**AIM:** Print all of the data exactly as written.

(Figure record listings)
□ □ □ □ □
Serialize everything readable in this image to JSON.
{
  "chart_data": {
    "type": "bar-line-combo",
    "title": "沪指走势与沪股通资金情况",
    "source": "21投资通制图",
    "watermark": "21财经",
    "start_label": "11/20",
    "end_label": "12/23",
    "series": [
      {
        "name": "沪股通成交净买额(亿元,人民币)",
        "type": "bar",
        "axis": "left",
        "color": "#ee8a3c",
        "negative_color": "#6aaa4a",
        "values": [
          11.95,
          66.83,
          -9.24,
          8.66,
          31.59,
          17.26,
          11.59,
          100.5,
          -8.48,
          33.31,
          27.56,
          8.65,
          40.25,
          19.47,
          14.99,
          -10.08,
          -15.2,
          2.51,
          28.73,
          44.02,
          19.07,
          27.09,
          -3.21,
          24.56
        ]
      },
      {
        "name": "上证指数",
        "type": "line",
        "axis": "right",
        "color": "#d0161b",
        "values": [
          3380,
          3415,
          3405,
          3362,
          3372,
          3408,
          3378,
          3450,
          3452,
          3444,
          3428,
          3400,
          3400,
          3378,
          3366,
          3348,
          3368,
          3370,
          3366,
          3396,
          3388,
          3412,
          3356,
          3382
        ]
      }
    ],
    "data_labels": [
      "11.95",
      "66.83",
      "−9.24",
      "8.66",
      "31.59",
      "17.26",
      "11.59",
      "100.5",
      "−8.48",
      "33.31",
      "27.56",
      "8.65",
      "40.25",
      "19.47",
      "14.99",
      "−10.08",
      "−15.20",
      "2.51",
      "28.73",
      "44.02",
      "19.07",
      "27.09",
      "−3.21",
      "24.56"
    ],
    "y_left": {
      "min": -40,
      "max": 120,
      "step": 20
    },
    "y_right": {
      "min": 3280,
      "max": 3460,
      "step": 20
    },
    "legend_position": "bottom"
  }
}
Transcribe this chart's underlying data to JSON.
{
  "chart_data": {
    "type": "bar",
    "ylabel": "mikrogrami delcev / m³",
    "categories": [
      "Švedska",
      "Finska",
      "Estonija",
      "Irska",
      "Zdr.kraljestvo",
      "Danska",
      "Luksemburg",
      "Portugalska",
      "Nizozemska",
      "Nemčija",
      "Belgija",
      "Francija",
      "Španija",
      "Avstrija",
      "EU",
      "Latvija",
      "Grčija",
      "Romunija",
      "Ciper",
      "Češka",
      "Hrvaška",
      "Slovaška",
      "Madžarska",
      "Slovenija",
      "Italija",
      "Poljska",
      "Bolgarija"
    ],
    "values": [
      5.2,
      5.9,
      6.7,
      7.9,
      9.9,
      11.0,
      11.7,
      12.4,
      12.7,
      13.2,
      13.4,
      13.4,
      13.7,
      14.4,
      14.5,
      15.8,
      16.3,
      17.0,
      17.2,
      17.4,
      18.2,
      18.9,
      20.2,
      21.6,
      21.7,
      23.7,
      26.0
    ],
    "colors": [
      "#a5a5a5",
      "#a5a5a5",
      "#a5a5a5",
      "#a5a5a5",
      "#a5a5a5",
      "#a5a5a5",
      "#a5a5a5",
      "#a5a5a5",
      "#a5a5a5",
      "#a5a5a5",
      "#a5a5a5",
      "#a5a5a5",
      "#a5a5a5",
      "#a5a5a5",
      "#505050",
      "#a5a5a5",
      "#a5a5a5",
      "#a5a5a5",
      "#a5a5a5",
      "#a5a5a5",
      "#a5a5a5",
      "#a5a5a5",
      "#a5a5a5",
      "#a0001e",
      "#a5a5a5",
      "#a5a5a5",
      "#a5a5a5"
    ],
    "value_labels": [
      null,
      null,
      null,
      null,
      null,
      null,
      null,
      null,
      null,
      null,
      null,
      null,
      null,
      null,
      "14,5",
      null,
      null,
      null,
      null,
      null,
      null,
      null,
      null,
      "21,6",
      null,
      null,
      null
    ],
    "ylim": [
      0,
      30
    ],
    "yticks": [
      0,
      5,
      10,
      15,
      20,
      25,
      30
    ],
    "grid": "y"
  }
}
□ □ □ □ □
**ANSWER TO THE PROBLEM:**
Serialize everything readable in this image to JSON.
{
  "chart_data": {
    "type": "bar-line-combo",
    "title": "沪指走势与沪股通资金情况",
    "source": "21投资通制图",
    "watermark": "21财经",
    "start_label": "11/20",
    "end_label": "12/23",
    "series": [
      {
        "name": "沪股通成交净买额(亿元,人民币)",
        "type": "bar",
        "axis": "left",
        "color": "#ee8a3c",
        "negative_color": "#6aaa4a",
        "values": [
          11.95,
          66.83,
          -9.24,
          8.66,
          31.59,
          17.26,
          11.59,
          100.5,
          -8.48,
          33.31,
          27.56,
          8.65,
          40.25,
          19.47,
          14.99,
          -10.08,
          -15.2,
          2.51,
          28.73,
          44.02,
          19.07,
          27.09,
          -3.21,
          24.56
        ]
      },
      {
        "name": "上证指数",
        "type": "line",
        "axis": "right",
        "color": "#d0161b",
        "values": [
          3380,
          3415,
          3405,
          3362,
          3372,
          3408,
          3378,
          3450,
          3452,
          3444,
          3428,
          3400,
          3400,
          3378,
          3366,
          3348,
          3368,
          3370,
          3366,
          3396,
          3388,
          3412,
          3356,
          3382
        ]
      }
    ],
    "data_labels": [
      "11.95",
      "66.83",
      "−9.24",
      "8.66",
      "31.59",
      "17.26",
      "11.59",
      "100.5",
      "−8.48",
      "33.31",
      "27.56",
      "8.65",
      "40.25",
      "19.47",
      "14.99",
      "−10.08",
      "−15.20",
      "2.51",
      "28.73",
      "44.02",
      "19.07",
      "27.09",
      "−3.21",
      "24.56"
    ],
    "y_left": {
      "min": -40,
      "max": 120,
      "step": 20
    },
    "y_right": {
      "min": 3280,
      "max": 3460,
      "step": 20
    },
    "legend_position": "bottom"
  }
}
Transcribe this chart's underlying data to JSON.
{
  "chart_data": {
    "type": "bar",
    "ylabel": "mikrogrami delcev / m³",
    "categories": [
      "Švedska",
      "Finska",
      "Estonija",
      "Irska",
      "Zdr.kraljestvo",
      "Danska",
      "Luksemburg",
      "Portugalska",
      "Nizozemska",
      "Nemčija",
      "Belgija",
      "Francija",
      "Španija",
      "Avstrija",
      "EU",
      "Latvija",
      "Grčija",
      "Romunija",
      "Ciper",
      "Češka",
      "Hrvaška",
      "Slovaška",
      "Madžarska",
      "Slovenija",
      "Italija",
      "Poljska",
      "Bolgarija"
    ],
    "values": [
      5.2,
      5.9,
      6.7,
      7.9,
      9.9,
      11.0,
      11.7,
      12.4,
      12.7,
      13.2,
      13.4,
      13.4,
      13.7,
      14.4,
      14.5,
      15.8,
      16.3,
      17.0,
      17.2,
      17.4,
      18.2,
      18.9,
      20.2,
      21.6,
      21.7,
      23.7,
      26.0
    ],
    "colors": [
      "#a5a5a5",
      "#a5a5a5",
      "#a5a5a5",
      "#a5a5a5",
      "#a5a5a5",
      "#a5a5a5",
      "#a5a5a5",
      "#a5a5a5",
      "#a5a5a5",
      "#a5a5a5",
      "#a5a5a5",
      "#a5a5a5",
      "#a5a5a5",
      "#a5a5a5",
      "#505050",
      "#a5a5a5",
      "#a5a5a5",
      "#a5a5a5",
      "#a5a5a5",
      "#a5a5a5",
      "#a5a5a5",
      "#a5a5a5",
      "#a5a5a5",
      "#a0001e",
      "#a5a5a5",
      "#a5a5a5",
      "#a5a5a5"
    ],
    "value_labels": [
      null,
      null,
      null,
      null,
      null,
      null,
      null,
      null,
      null,
      null,
      null,
      null,
      null,
      null,
      "14,5",
      null,
      null,
      null,
      null,
      null,
      null,
      null,
      null,
      "21,6",
      null,
      null,
      null
    ],
    "ylim": [
      0,
      30
    ],
    "yticks": [
      0,
      5,
      10,
      15,
      20,
      25,
      30
    ],
    "grid": "y"
  }
}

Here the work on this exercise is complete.